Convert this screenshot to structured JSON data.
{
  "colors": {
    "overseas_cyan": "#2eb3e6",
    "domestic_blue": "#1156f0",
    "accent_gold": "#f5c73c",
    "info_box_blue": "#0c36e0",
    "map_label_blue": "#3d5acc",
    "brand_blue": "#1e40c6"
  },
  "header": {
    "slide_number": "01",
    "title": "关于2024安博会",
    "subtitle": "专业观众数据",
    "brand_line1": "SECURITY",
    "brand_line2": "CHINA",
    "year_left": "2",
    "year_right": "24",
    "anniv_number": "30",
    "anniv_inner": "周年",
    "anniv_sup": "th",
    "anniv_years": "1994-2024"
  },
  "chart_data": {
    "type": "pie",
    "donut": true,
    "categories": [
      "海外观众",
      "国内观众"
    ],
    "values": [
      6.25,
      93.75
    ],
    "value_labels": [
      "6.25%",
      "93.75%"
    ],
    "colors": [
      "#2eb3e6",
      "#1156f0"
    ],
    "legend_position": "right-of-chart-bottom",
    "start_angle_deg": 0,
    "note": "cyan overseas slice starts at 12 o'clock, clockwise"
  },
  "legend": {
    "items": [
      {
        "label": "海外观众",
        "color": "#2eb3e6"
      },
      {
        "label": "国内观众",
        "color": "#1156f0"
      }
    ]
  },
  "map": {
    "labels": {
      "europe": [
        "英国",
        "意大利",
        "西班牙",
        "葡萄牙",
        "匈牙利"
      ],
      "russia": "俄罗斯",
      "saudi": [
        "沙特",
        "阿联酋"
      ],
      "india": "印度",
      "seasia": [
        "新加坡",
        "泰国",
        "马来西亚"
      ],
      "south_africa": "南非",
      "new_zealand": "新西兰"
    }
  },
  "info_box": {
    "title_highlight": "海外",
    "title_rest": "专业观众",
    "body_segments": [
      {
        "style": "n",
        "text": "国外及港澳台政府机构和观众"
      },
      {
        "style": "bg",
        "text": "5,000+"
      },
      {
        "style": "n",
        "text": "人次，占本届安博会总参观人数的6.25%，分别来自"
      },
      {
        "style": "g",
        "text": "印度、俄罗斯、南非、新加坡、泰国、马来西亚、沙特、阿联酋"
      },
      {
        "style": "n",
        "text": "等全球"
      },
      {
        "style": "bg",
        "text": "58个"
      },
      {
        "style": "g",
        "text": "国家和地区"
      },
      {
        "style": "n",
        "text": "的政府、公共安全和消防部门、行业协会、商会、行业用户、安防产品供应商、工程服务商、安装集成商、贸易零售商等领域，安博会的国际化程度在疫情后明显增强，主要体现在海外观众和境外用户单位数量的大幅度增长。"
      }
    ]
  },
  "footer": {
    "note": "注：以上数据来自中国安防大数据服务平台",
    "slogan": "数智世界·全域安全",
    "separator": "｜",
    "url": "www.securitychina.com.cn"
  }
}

───

[What is needed] Take the entries above and transcribe them exactly.

[Response to the exercise]
Convert this screenshot to structured JSON data.
{
  "colors": {
    "overseas_cyan": "#2eb3e6",
    "domestic_blue": "#1156f0",
    "accent_gold": "#f5c73c",
    "info_box_blue": "#0c36e0",
    "map_label_blue": "#3d5acc",
    "brand_blue": "#1e40c6"
  },
  "header": {
    "slide_number": "01",
    "title": "关于2024安博会",
    "subtitle": "专业观众数据",
    "brand_line1": "SECURITY",
    "brand_line2": "CHINA",
    "year_left": "2",
    "year_right": "24",
    "anniv_number": "30",
    "anniv_inner": "周年",
    "anniv_sup": "th",
    "anniv_years": "1994-2024"
  },
  "chart_data": {
    "type": "pie",
    "donut": true,
    "categories": [
      "海外观众",
      "国内观众"
    ],
    "values": [
      6.25,
      93.75
    ],
    "value_labels": [
      "6.25%",
      "93.75%"
    ],
    "colors": [
      "#2eb3e6",
      "#1156f0"
    ],
    "legend_position": "right-of-chart-bottom",
    "start_angle_deg": 0,
    "note": "cyan overseas slice starts at 12 o'clock, clockwise"
  },
  "legend": {
    "items": [
      {
        "label": "海外观众",
        "color": "#2eb3e6"
      },
      {
        "label": "国内观众",
        "color": "#1156f0"
      }
    ]
  },
  "map": {
    "labels": {
      "europe": [
        "英国",
        "意大利",
        "西班牙",
        "葡萄牙",
        "匈牙利"
      ],
      "russia": "俄罗斯",
      "saudi": [
        "沙特",
        "阿联酋"
      ],
      "india": "印度",
      "seasia": [
        "新加坡",
        "泰国",
        "马来西亚"
      ],
      "south_africa": "南非",
      "new_zealand": "新西兰"
    }
  },
  "info_box": {
    "title_highlight": "海外",
    "title_rest": "专业观众",
    "body_segments": [
      {
        "style": "n",
        "text": "国外及港澳台政府机构和观众"
      },
      {
        "style": "bg",
        "text": "5,000+"
      },
      {
        "style": "n",
        "text": "人次，占本届安博会总参观人数的6.25%，分别来自"
      },
      {
        "style": "g",
        "text": "印度、俄罗斯、南非、新加坡、泰国、马来西亚、沙特、阿联酋"
      },
      {
        "style": "n",
        "text": "等全球"
      },
      {
        "style": "bg",
        "text": "58个"
      },
      {
        "style": "g",
        "text": "国家和地区"
      },
      {
        "style": "n",
        "text": "的政府、公共安全和消防部门、行业协会、商会、行业用户、安防产品供应商、工程服务商、安装集成商、贸易零售商等领域，安博会的国际化程度在疫情后明显增强，主要体现在海外观众和境外用户单位数量的大幅度增长。"
      }
    ]
  },
  "footer": {
    "note": "注：以上数据来自中国安防大数据服务平台",
    "slogan": "数智世界·全域安全",
    "separator": "｜",
    "url": "www.securitychina.com.cn"
  }
}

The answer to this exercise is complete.